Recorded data
* * * * *

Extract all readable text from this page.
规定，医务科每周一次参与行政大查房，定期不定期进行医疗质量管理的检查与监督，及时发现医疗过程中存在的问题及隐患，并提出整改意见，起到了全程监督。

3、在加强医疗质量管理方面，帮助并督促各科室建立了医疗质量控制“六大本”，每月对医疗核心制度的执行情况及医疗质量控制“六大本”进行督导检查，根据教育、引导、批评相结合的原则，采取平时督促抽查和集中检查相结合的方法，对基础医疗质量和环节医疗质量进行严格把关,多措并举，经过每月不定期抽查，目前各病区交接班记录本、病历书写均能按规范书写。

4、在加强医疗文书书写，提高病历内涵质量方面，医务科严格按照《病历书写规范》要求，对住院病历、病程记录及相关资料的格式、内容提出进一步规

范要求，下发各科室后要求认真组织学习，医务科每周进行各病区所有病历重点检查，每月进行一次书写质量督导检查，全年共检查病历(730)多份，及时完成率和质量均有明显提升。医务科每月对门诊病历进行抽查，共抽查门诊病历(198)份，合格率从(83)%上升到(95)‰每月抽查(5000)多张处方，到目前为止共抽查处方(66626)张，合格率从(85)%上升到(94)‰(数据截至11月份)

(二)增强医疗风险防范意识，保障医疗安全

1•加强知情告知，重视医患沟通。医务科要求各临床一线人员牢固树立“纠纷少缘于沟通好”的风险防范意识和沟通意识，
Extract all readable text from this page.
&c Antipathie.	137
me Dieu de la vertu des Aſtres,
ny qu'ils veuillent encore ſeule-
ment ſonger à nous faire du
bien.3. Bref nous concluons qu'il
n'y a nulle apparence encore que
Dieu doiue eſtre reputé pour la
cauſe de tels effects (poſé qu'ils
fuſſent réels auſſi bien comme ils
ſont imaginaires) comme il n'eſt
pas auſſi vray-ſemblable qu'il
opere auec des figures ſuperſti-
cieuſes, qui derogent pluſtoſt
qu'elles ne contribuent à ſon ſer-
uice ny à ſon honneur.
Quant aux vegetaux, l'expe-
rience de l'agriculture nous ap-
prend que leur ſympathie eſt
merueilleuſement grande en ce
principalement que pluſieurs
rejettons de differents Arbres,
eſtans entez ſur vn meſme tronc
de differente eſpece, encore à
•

* * * * *

## Instruction:
Check every line of the data, and copy the ones that contain "auſſi".

## Solution to this problem:
fuſſent réels auſſi bien comme ils
pas auſſi vray-ſemblable qu'il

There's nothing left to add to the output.